Exercise requirements: Say how many lines include the word "Details". Reply with nothing but the number.
[START Data section]
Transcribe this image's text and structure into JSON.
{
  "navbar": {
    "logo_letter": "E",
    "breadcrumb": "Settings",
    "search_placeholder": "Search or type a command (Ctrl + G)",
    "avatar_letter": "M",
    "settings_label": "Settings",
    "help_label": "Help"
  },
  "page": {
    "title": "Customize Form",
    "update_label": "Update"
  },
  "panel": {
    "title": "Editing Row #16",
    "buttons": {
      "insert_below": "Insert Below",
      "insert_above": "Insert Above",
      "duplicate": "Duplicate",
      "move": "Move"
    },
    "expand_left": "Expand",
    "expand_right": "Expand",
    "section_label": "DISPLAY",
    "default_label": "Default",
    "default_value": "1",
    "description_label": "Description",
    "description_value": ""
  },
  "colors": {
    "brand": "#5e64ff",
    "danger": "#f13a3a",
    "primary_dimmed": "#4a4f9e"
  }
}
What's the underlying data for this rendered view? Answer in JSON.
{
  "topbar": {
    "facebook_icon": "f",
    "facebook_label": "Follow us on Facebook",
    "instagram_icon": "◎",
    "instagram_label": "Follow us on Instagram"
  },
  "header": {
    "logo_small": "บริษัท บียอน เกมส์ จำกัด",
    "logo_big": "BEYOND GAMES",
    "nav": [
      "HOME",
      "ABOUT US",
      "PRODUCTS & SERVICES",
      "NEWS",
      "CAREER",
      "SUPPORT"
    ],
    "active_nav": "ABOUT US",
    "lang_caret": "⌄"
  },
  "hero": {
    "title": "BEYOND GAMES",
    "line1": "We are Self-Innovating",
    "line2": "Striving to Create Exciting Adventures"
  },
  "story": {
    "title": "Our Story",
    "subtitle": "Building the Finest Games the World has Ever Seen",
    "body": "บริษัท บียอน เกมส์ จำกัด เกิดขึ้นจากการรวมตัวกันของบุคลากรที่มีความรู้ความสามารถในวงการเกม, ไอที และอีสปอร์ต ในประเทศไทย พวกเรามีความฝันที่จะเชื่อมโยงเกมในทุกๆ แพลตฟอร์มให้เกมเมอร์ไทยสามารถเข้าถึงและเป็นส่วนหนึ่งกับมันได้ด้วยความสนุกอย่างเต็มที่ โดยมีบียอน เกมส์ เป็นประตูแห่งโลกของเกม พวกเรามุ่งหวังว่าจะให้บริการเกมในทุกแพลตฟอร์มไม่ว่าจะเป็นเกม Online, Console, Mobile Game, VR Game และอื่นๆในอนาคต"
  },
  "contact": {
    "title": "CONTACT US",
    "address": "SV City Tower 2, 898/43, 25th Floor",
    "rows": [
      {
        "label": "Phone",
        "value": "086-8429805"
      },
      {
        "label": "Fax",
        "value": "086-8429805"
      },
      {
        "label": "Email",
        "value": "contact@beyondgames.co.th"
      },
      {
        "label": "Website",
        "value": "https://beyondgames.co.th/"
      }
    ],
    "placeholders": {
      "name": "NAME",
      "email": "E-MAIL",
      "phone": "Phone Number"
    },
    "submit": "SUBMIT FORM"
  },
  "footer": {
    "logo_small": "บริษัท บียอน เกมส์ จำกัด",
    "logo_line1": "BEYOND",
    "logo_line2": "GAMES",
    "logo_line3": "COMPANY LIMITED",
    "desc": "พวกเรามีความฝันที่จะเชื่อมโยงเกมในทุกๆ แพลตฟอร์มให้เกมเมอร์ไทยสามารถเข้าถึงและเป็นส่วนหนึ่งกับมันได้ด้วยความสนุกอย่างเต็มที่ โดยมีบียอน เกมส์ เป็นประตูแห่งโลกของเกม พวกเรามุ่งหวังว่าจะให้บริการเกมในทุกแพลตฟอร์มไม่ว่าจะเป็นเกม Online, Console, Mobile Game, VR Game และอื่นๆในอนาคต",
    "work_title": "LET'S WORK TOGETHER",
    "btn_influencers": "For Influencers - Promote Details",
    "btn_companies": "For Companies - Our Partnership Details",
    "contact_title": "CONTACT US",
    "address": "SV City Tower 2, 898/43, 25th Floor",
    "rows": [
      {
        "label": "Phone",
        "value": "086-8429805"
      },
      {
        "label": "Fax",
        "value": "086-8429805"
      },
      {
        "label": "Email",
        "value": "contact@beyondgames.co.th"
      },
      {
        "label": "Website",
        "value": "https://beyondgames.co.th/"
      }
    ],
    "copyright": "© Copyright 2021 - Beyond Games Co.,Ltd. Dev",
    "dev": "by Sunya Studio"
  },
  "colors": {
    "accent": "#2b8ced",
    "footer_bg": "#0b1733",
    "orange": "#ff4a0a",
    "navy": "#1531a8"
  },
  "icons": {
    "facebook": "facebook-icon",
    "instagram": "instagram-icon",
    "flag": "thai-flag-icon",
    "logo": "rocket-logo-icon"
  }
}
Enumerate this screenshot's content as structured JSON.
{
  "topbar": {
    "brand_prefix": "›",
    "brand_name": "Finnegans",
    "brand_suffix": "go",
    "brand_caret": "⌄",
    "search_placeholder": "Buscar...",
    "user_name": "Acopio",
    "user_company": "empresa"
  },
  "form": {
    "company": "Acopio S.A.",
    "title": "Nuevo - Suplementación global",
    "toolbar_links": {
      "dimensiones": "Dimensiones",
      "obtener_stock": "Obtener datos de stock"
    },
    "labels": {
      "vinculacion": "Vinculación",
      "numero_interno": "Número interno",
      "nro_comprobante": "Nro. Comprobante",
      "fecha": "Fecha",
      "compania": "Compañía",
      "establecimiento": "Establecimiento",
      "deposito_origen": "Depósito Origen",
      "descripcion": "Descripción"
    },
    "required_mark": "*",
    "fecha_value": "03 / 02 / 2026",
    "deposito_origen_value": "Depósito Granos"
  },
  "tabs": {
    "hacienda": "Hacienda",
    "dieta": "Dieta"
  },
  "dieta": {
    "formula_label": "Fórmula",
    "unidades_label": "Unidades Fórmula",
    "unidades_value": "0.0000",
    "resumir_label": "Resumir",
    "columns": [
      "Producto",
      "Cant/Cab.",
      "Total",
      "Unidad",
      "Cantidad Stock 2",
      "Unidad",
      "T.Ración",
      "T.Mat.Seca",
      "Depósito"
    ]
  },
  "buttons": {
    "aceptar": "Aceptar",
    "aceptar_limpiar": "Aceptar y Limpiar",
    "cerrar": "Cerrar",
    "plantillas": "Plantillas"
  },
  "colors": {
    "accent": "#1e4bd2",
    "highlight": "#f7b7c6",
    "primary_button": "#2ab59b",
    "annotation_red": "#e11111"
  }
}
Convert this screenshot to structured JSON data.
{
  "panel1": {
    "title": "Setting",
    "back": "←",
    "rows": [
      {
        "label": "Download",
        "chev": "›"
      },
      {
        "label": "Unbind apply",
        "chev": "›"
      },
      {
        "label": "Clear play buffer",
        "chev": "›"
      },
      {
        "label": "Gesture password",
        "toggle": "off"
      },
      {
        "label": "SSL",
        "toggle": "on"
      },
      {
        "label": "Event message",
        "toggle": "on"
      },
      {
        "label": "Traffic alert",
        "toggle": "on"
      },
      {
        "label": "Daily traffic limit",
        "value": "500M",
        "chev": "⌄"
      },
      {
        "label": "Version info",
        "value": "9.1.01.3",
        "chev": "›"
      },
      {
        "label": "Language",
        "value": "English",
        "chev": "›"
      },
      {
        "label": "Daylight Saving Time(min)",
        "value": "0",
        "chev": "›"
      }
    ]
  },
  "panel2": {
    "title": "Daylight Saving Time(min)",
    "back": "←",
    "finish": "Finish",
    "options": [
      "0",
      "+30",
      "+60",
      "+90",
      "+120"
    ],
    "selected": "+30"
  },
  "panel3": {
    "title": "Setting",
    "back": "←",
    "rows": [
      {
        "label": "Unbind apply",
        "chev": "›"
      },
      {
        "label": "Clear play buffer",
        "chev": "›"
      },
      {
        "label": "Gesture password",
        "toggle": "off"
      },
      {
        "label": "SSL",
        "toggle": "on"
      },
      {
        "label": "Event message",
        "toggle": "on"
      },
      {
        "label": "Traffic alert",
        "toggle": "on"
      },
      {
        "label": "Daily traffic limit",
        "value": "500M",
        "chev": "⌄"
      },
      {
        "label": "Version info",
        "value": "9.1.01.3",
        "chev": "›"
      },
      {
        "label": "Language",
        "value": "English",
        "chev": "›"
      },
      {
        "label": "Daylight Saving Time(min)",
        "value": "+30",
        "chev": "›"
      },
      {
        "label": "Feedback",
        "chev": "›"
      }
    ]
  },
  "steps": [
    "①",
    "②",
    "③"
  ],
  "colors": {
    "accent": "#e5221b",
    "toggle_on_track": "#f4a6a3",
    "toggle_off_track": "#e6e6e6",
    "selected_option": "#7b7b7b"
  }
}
[END Data section]
The response: 2